(Dataset extract)
◇ ◇ ◇ ◇ ◇ ◇ ◇

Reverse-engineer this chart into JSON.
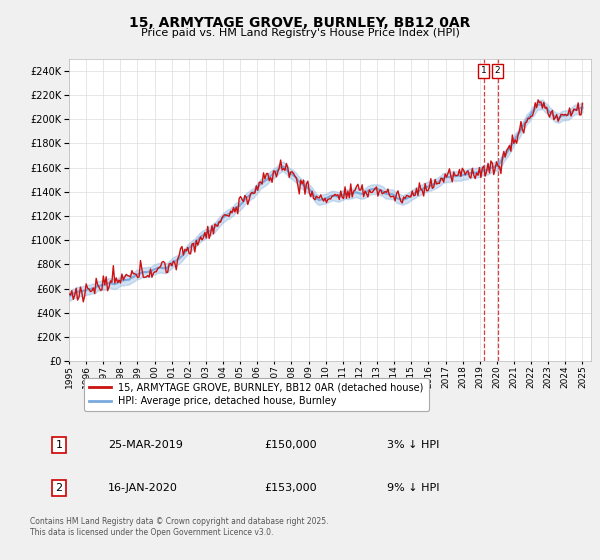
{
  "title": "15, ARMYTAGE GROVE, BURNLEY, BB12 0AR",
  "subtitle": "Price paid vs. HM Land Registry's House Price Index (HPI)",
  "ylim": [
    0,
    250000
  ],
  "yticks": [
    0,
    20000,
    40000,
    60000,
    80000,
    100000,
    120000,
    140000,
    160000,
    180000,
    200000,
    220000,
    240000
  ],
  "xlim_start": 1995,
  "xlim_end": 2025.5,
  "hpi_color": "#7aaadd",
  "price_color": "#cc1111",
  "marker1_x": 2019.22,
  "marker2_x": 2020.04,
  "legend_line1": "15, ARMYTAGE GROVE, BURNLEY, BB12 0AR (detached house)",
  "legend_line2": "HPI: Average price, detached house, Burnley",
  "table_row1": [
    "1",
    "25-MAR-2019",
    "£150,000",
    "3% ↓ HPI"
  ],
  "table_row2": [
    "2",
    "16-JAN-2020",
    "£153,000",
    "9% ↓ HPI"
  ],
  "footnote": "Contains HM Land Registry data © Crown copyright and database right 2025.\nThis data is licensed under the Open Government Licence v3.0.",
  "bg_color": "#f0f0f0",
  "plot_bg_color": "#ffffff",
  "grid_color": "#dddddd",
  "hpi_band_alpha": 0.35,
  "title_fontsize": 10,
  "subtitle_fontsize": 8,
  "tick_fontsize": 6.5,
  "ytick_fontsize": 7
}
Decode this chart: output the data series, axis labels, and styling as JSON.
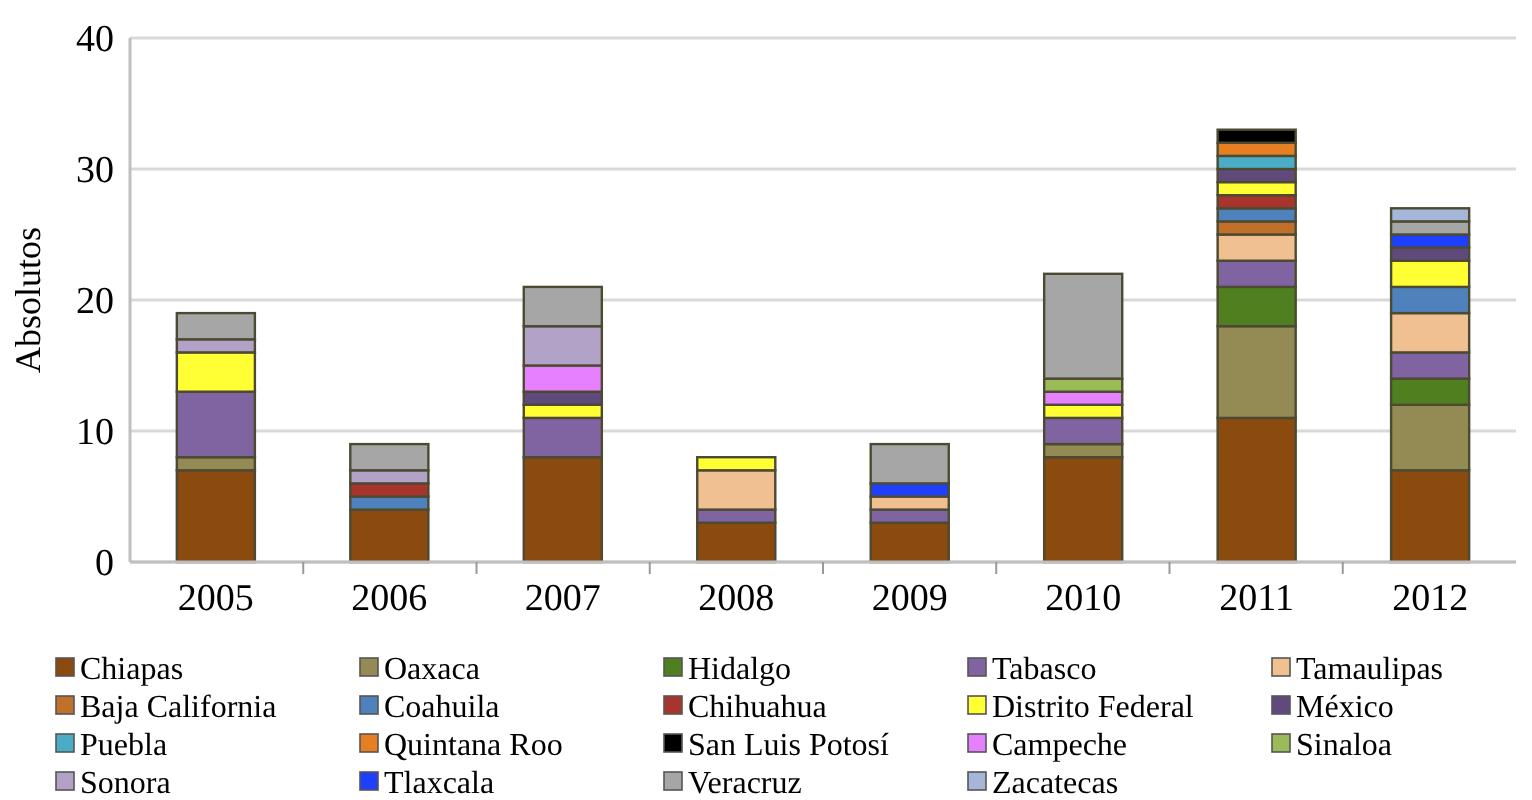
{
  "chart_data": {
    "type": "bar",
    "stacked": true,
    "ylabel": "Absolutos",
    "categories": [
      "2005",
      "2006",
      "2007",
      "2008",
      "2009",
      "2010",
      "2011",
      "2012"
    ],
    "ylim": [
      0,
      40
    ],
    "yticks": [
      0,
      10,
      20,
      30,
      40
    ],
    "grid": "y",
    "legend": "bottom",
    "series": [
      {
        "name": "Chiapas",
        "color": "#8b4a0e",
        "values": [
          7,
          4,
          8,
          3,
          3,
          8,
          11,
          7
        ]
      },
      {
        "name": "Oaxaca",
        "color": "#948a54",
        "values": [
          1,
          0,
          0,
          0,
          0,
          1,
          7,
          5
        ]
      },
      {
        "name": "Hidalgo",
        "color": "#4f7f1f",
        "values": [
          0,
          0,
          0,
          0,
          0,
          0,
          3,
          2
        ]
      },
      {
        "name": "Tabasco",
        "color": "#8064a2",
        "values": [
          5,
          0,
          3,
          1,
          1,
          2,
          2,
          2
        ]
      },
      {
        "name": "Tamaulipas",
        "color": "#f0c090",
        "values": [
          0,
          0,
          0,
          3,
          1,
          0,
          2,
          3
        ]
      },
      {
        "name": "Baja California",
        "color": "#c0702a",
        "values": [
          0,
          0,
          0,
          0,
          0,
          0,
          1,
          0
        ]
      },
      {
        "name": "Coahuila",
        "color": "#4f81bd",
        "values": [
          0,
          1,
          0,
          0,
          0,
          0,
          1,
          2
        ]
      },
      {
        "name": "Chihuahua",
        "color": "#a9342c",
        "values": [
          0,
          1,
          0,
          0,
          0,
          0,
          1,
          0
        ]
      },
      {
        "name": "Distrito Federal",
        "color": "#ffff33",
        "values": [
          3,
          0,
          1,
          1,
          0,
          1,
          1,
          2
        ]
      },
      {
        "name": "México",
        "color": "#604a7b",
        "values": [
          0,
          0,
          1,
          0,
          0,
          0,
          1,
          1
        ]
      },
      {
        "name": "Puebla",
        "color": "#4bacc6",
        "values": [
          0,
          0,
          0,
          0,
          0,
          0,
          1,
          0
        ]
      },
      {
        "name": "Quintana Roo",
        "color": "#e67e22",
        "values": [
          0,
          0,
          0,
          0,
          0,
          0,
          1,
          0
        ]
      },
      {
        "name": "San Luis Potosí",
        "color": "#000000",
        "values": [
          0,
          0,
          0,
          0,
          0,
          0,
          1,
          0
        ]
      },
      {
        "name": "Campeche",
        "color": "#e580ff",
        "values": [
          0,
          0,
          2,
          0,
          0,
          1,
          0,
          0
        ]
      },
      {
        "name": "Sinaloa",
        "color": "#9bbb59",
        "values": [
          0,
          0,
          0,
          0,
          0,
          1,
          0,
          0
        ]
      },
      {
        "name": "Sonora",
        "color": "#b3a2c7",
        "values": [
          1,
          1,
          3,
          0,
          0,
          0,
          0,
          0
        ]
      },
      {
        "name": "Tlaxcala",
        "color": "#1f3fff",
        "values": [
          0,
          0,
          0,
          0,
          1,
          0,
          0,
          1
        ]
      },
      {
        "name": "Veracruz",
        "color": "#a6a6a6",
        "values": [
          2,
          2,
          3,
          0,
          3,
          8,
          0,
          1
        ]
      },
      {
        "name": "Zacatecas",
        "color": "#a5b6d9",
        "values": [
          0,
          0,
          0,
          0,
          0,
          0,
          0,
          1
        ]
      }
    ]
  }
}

◇ ◇ ◇ ◇ ◇ ◇ ◇

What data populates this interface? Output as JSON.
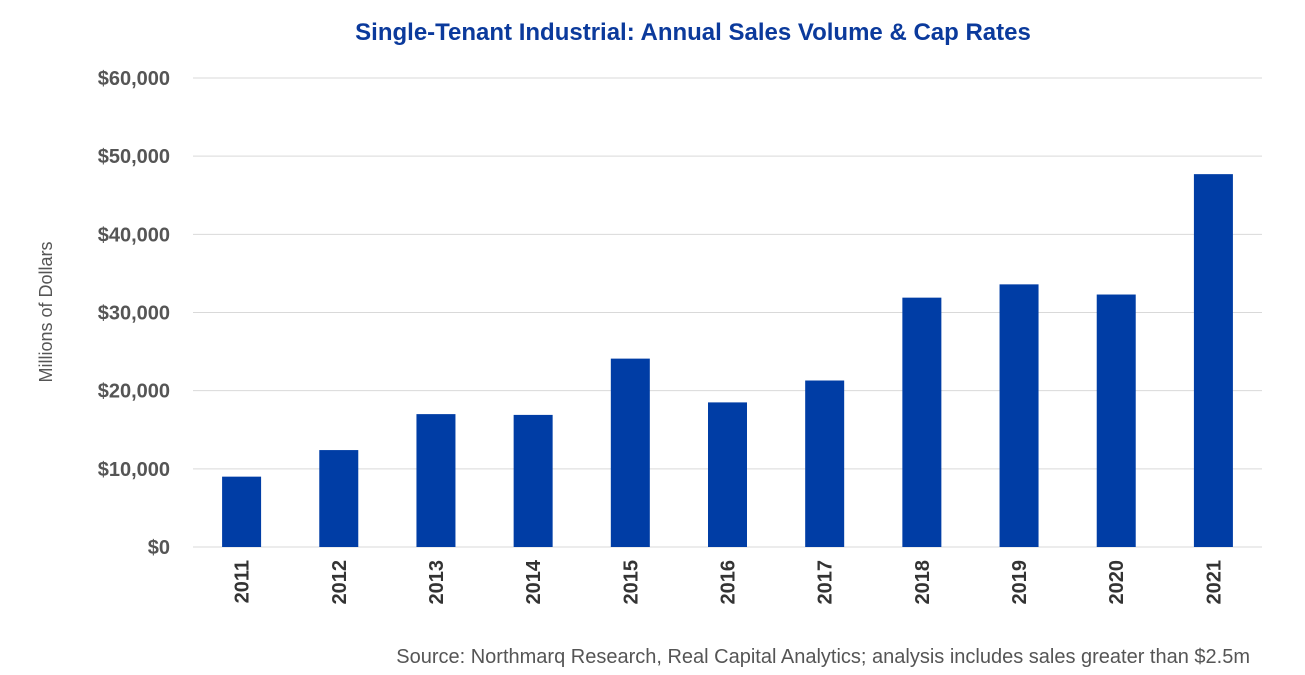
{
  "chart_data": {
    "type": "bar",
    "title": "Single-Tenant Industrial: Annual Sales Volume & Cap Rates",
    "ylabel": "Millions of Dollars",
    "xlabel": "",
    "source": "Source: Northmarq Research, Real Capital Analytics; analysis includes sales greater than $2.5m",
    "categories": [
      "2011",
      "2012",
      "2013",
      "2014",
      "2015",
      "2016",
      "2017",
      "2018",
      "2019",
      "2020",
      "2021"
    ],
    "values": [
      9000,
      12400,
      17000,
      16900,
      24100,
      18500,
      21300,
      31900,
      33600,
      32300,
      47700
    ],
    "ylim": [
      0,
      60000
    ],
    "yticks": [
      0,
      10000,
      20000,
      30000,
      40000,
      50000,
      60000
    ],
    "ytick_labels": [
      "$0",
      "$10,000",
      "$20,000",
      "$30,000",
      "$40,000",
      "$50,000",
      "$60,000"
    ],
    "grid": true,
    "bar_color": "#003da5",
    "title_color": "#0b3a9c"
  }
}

◇ ◇ ◇ ◇ ◇ ◇ ◇

(Task requirements) Using the listing above, gather each line that holds the string "GROVE" and copy it.

(Result of this exercise)
  "title": "15, ARMYTAGE GROVE, BURNLEY, BB12 0AR",
  "legend_line1": "15, ARMYTAGE GROVE, BURNLEY, BB12 0AR (detached house)",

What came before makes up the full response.